>> START LISTING

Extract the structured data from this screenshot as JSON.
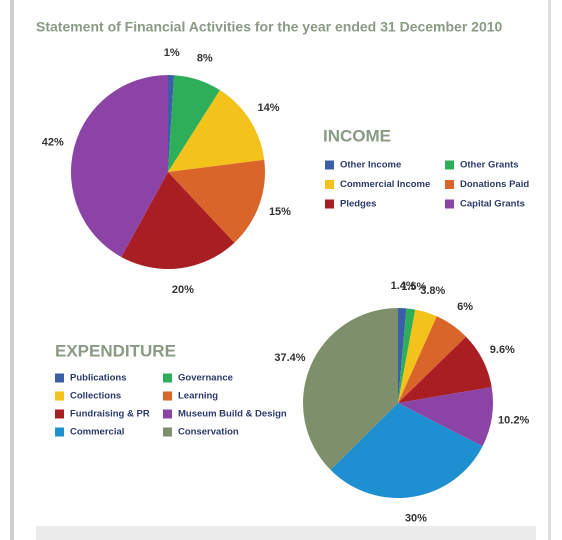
{
  "title": "Statement of Financial Activities for the year ended 31 December 2010",
  "chart_data": [
    {
      "type": "pie",
      "title": "INCOME",
      "categories": [
        "Other Income",
        "Other Grants",
        "Commercial Income",
        "Donations Paid",
        "Pledges",
        "Capital Grants"
      ],
      "values": [
        1,
        8,
        14,
        15,
        20,
        42
      ],
      "value_labels": [
        "1%",
        "8%",
        "14%",
        "15%",
        "20%",
        "42%"
      ],
      "colors": [
        "#3a5fa8",
        "#2fae5a",
        "#f3c21b",
        "#d9652a",
        "#a81e23",
        "#8b44a6"
      ]
    },
    {
      "type": "pie",
      "title": "EXPENDITURE",
      "categories": [
        "Publications",
        "Governance",
        "Collections",
        "Learning",
        "Fundraising & PR",
        "Museum Build & Design",
        "Commercial",
        "Conservation"
      ],
      "values": [
        1.4,
        1.5,
        3.8,
        6,
        9.6,
        10.2,
        30,
        37.4
      ],
      "value_labels": [
        "1.4%",
        "1.5%",
        "3.8%",
        "6%",
        "9.6%",
        "10.2%",
        "30%",
        "37.4%"
      ],
      "colors": [
        "#3a5fa8",
        "#2fae5a",
        "#f3c21b",
        "#d9652a",
        "#a81e23",
        "#8b44a6",
        "#1e8fd0",
        "#7d8f6b"
      ]
    }
  ]
}
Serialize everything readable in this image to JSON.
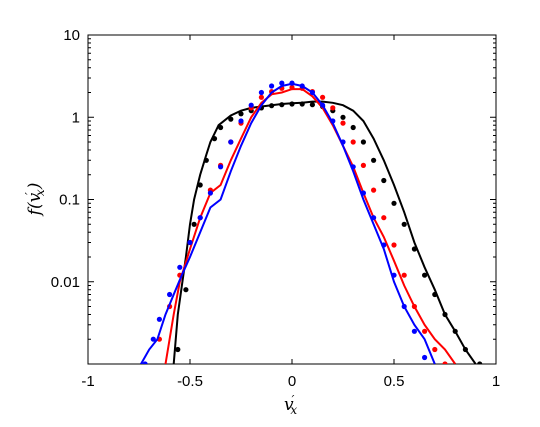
{
  "chart_data": {
    "type": "line",
    "title": "",
    "xlabel": "v",
    "xlabel_sub": "x",
    "xlabel_prime": "′",
    "ylabel_left": "f(v",
    "ylabel_sub": "x",
    "ylabel_prime": "′",
    "ylabel_right": ")",
    "xlim": [
      -1,
      1
    ],
    "ylim": [
      0.001,
      10
    ],
    "yscale": "log",
    "grid": false,
    "legend": "none",
    "x_ticks": [
      -1,
      -0.5,
      0,
      0.5,
      1
    ],
    "x_tick_labels": [
      "-1",
      "-0.5",
      "0",
      "0.5",
      "1"
    ],
    "y_ticks": [
      0.01,
      0.1,
      1,
      10
    ],
    "y_tick_labels": [
      "0.01",
      "0.1",
      "1",
      "10"
    ],
    "series": [
      {
        "color": "#000000",
        "style": "solid",
        "x": [
          -0.58,
          -0.56,
          -0.52,
          -0.5,
          -0.48,
          -0.45,
          -0.42,
          -0.4,
          -0.36,
          -0.3,
          -0.25,
          -0.2,
          -0.15,
          -0.1,
          -0.05,
          0,
          0.05,
          0.1,
          0.15,
          0.2,
          0.25,
          0.3,
          0.35,
          0.4,
          0.45,
          0.5,
          0.55,
          0.6,
          0.65,
          0.7,
          0.75,
          0.8,
          0.85,
          0.9
        ],
        "y": [
          0.001,
          0.004,
          0.02,
          0.05,
          0.1,
          0.2,
          0.35,
          0.5,
          0.8,
          1.05,
          1.2,
          1.3,
          1.35,
          1.4,
          1.45,
          1.48,
          1.5,
          1.55,
          1.55,
          1.5,
          1.4,
          1.2,
          0.9,
          0.55,
          0.3,
          0.15,
          0.07,
          0.03,
          0.015,
          0.008,
          0.004,
          0.0025,
          0.0015,
          0.001
        ]
      },
      {
        "color": "#000000",
        "style": "dotted",
        "x": [
          -0.56,
          -0.52,
          -0.48,
          -0.45,
          -0.42,
          -0.38,
          -0.35,
          -0.3,
          -0.25,
          -0.2,
          -0.15,
          -0.1,
          -0.05,
          0,
          0.05,
          0.1,
          0.15,
          0.2,
          0.25,
          0.3,
          0.35,
          0.4,
          0.45,
          0.5,
          0.55,
          0.6,
          0.65,
          0.7,
          0.75,
          0.8,
          0.85,
          0.92
        ],
        "y": [
          0.0015,
          0.008,
          0.05,
          0.15,
          0.3,
          0.55,
          0.75,
          0.95,
          1.1,
          1.2,
          1.3,
          1.38,
          1.42,
          1.45,
          1.45,
          1.42,
          1.35,
          1.2,
          1.0,
          0.75,
          0.5,
          0.3,
          0.17,
          0.09,
          0.05,
          0.025,
          0.012,
          0.007,
          0.004,
          0.0025,
          0.0015,
          0.001
        ]
      },
      {
        "color": "#ff0000",
        "style": "solid",
        "x": [
          -0.62,
          -0.58,
          -0.55,
          -0.5,
          -0.45,
          -0.4,
          -0.35,
          -0.3,
          -0.25,
          -0.2,
          -0.15,
          -0.1,
          -0.05,
          0,
          0.05,
          0.1,
          0.15,
          0.2,
          0.25,
          0.3,
          0.35,
          0.4,
          0.45,
          0.5,
          0.55,
          0.6,
          0.65,
          0.7,
          0.75,
          0.8
        ],
        "y": [
          0.001,
          0.004,
          0.01,
          0.025,
          0.06,
          0.12,
          0.15,
          0.3,
          0.55,
          1.0,
          1.5,
          1.9,
          2.0,
          2.2,
          2.2,
          1.8,
          1.3,
          0.8,
          0.45,
          0.25,
          0.12,
          0.06,
          0.035,
          0.018,
          0.009,
          0.005,
          0.003,
          0.002,
          0.0015,
          0.001
        ]
      },
      {
        "color": "#ff0000",
        "style": "dotted",
        "x": [
          -0.65,
          -0.6,
          -0.55,
          -0.5,
          -0.45,
          -0.4,
          -0.35,
          -0.3,
          -0.25,
          -0.2,
          -0.15,
          -0.1,
          -0.05,
          0,
          0.05,
          0.1,
          0.15,
          0.2,
          0.25,
          0.3,
          0.35,
          0.4,
          0.45,
          0.5,
          0.55,
          0.6,
          0.65,
          0.7,
          0.75
        ],
        "y": [
          0.002,
          0.005,
          0.012,
          0.03,
          0.06,
          0.13,
          0.26,
          0.5,
          0.85,
          1.3,
          1.75,
          2.05,
          2.25,
          2.3,
          2.25,
          2.05,
          1.75,
          1.3,
          0.85,
          0.5,
          0.26,
          0.13,
          0.06,
          0.028,
          0.012,
          0.005,
          0.0025,
          0.0015,
          0.001
        ]
      },
      {
        "color": "#0000ff",
        "style": "solid",
        "x": [
          -0.74,
          -0.7,
          -0.66,
          -0.62,
          -0.58,
          -0.54,
          -0.5,
          -0.45,
          -0.4,
          -0.35,
          -0.3,
          -0.25,
          -0.2,
          -0.15,
          -0.1,
          -0.05,
          0,
          0.05,
          0.1,
          0.15,
          0.2,
          0.25,
          0.3,
          0.35,
          0.4,
          0.45,
          0.5,
          0.55,
          0.6,
          0.65,
          0.7
        ],
        "y": [
          0.001,
          0.0015,
          0.002,
          0.004,
          0.007,
          0.012,
          0.02,
          0.04,
          0.08,
          0.1,
          0.22,
          0.45,
          0.85,
          1.4,
          2.0,
          2.4,
          2.55,
          2.4,
          2.0,
          1.4,
          0.85,
          0.45,
          0.22,
          0.1,
          0.05,
          0.025,
          0.01,
          0.005,
          0.003,
          0.002,
          0.001
        ]
      },
      {
        "color": "#0000ff",
        "style": "dotted",
        "x": [
          -0.72,
          -0.68,
          -0.65,
          -0.6,
          -0.55,
          -0.5,
          -0.45,
          -0.4,
          -0.35,
          -0.3,
          -0.25,
          -0.2,
          -0.15,
          -0.1,
          -0.05,
          0,
          0.05,
          0.1,
          0.15,
          0.2,
          0.25,
          0.3,
          0.35,
          0.4,
          0.45,
          0.5,
          0.55,
          0.6,
          0.65
        ],
        "y": [
          0.001,
          0.002,
          0.0035,
          0.007,
          0.015,
          0.03,
          0.06,
          0.12,
          0.25,
          0.5,
          0.9,
          1.4,
          2.0,
          2.4,
          2.6,
          2.6,
          2.4,
          2.0,
          1.4,
          0.9,
          0.5,
          0.25,
          0.12,
          0.06,
          0.028,
          0.012,
          0.005,
          0.0025,
          0.0012
        ]
      }
    ]
  }
}
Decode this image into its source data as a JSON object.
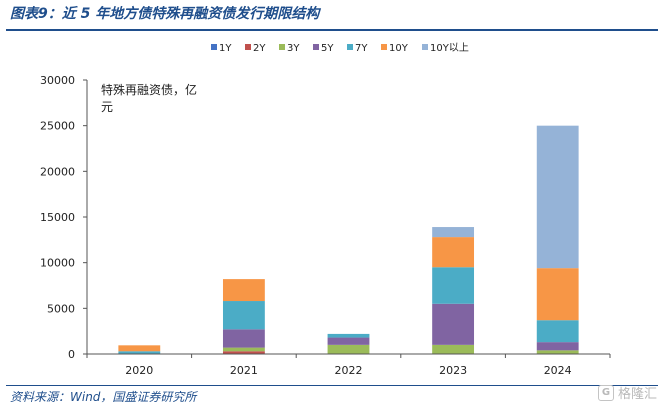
{
  "header": {
    "title": "图表9：近 5 年地方债特殊再融资债发行期限结构"
  },
  "footer": {
    "source": "资料来源：Wind，国盛证券研究所",
    "watermark_text": "格隆汇",
    "watermark_logo": "G"
  },
  "chart_data": {
    "type": "bar",
    "stacked": true,
    "categories": [
      "2020",
      "2021",
      "2022",
      "2023",
      "2024"
    ],
    "ylabel": "特殊再融资债，亿元",
    "ylabel_lines": [
      "特殊再融资债，亿",
      "元"
    ],
    "ylim": [
      0,
      30000
    ],
    "yticks": [
      0,
      5000,
      10000,
      15000,
      20000,
      25000,
      30000
    ],
    "grid": false,
    "legend_position": "top",
    "series": [
      {
        "name": "1Y",
        "color": "#4472c4",
        "values": [
          0,
          0,
          0,
          0,
          0
        ]
      },
      {
        "name": "2Y",
        "color": "#c0504d",
        "values": [
          0,
          300,
          0,
          0,
          0
        ]
      },
      {
        "name": "3Y",
        "color": "#9bbb59",
        "values": [
          0,
          400,
          1000,
          1000,
          400
        ]
      },
      {
        "name": "5Y",
        "color": "#8064a2",
        "values": [
          0,
          2000,
          800,
          4500,
          900
        ]
      },
      {
        "name": "7Y",
        "color": "#4bacc6",
        "values": [
          300,
          3100,
          400,
          4000,
          2400
        ]
      },
      {
        "name": "10Y",
        "color": "#f79646",
        "values": [
          650,
          2400,
          0,
          3300,
          5700
        ]
      },
      {
        "name": "10Y以上",
        "color": "#95b3d7",
        "values": [
          0,
          0,
          0,
          1100,
          15600
        ]
      }
    ]
  }
}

>> END LISTING

**EXERCISE INSTRUCTIONS**
Read through the lines above and collect those that contain the string "source".

**FINISHED TASK**
Decode this image into its source data as a JSON object.
    "source": "资料来源：Wind，国盛证券研究所",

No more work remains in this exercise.